Collected data entries:
• • • •
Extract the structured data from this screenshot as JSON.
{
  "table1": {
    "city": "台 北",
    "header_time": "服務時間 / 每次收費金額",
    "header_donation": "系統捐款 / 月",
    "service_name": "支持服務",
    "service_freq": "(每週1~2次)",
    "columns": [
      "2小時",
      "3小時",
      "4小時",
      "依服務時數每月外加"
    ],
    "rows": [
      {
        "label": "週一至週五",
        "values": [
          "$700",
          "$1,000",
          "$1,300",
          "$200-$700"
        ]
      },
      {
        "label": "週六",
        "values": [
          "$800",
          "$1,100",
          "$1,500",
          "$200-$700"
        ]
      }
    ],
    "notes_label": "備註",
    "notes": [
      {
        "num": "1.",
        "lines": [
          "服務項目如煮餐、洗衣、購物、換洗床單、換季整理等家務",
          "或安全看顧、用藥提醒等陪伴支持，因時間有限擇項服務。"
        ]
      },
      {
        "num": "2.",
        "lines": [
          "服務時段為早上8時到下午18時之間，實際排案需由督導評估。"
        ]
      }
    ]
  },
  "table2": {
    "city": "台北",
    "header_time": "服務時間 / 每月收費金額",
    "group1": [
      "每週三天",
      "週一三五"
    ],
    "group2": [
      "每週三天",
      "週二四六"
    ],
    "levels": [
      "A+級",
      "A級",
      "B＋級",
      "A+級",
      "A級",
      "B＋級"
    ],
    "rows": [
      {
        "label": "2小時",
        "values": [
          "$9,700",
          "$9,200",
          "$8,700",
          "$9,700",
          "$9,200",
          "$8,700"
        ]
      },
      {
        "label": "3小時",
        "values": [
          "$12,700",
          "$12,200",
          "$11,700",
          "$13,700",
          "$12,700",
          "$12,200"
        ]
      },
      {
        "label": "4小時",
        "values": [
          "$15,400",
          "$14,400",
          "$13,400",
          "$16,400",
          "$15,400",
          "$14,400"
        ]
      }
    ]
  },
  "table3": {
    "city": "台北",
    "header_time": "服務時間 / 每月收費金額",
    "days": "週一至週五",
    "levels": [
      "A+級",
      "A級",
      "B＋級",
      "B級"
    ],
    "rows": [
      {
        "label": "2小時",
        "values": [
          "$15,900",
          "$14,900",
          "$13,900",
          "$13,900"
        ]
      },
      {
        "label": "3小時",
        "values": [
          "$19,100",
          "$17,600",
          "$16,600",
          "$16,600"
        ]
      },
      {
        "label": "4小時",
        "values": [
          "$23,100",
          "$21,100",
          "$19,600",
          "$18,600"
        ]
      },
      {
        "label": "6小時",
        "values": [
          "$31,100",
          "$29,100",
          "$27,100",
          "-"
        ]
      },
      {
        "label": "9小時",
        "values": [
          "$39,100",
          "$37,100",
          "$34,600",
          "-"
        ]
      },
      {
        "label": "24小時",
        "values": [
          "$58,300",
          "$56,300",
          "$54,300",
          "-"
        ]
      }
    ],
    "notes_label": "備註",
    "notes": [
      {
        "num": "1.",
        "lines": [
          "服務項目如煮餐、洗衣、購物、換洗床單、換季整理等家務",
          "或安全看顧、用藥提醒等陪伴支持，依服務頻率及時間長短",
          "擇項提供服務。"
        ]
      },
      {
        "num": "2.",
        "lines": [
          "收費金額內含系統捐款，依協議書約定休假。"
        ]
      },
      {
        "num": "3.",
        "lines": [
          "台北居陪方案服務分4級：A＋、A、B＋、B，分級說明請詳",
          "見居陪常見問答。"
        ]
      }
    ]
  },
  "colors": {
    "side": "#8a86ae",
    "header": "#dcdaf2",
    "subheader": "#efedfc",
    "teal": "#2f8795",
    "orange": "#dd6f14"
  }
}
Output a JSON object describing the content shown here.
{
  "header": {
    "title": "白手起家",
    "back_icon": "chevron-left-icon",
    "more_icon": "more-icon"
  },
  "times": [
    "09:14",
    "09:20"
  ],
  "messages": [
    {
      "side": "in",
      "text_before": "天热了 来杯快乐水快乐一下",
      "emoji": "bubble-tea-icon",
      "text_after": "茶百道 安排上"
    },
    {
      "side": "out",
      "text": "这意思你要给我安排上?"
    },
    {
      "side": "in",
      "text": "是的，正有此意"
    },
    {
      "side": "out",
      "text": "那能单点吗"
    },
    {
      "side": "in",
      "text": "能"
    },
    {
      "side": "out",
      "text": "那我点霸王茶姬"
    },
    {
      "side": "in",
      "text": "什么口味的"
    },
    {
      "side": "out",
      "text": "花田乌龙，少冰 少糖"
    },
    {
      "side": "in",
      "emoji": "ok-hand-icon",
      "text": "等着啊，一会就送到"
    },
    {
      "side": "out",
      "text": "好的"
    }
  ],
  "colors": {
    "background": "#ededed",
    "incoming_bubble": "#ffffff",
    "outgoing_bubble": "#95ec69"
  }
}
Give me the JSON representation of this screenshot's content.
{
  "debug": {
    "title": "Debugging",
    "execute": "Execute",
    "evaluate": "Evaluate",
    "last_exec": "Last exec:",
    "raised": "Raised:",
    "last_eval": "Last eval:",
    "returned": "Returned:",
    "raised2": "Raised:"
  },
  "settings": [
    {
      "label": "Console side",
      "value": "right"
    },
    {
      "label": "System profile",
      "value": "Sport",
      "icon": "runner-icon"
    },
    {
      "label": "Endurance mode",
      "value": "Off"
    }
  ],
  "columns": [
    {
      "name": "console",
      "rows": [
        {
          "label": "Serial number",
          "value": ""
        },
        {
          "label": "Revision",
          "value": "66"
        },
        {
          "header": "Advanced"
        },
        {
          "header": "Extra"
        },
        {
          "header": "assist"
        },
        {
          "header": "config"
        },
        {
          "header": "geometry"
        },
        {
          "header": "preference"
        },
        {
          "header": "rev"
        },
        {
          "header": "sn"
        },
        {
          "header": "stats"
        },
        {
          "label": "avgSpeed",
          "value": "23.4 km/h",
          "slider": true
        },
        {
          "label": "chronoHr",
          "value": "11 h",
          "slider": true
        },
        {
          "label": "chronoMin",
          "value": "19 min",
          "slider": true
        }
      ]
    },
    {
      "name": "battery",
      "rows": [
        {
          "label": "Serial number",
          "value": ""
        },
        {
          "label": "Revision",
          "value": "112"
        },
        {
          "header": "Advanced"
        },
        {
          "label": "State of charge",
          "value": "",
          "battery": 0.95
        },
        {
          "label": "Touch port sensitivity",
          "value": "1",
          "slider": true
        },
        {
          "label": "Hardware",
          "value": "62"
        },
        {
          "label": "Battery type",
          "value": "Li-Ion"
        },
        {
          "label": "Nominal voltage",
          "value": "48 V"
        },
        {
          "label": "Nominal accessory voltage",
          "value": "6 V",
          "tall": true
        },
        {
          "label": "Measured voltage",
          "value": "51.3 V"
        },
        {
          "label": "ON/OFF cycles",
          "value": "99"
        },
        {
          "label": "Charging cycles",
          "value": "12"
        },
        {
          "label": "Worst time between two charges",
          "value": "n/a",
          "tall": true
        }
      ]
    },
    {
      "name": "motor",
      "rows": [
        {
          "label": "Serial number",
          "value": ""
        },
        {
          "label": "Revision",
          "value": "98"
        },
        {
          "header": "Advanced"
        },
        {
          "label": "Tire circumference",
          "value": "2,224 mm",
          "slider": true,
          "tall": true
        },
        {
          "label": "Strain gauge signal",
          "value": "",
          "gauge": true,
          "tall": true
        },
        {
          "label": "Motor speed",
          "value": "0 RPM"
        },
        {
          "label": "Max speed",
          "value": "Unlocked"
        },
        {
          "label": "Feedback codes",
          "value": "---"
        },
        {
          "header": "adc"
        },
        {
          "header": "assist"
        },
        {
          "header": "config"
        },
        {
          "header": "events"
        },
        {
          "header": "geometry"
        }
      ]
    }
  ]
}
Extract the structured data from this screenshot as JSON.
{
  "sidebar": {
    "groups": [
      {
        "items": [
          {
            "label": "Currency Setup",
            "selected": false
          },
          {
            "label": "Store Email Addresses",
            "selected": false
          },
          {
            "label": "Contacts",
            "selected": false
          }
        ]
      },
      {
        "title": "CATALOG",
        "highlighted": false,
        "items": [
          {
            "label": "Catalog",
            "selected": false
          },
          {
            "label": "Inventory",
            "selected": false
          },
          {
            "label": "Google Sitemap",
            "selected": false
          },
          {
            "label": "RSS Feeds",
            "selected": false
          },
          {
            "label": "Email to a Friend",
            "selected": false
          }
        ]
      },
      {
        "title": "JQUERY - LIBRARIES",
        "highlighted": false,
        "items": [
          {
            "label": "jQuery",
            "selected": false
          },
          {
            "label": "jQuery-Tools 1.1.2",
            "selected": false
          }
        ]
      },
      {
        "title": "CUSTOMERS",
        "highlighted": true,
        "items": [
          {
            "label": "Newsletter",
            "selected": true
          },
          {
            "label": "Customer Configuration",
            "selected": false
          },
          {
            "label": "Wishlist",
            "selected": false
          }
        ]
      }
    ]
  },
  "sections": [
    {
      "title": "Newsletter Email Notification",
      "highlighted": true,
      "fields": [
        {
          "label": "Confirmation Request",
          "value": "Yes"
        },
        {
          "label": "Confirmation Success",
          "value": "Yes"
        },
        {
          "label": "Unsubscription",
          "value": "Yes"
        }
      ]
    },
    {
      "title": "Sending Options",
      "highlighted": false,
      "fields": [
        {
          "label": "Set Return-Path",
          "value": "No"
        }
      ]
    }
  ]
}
• • • •
■ OBJECTIVE
Filter the entries down to the lines with the word "Newsletter" in them.

■ PROBLEM SOLUTION
            "label": "Newsletter",
      "title": "Newsletter Email Notification",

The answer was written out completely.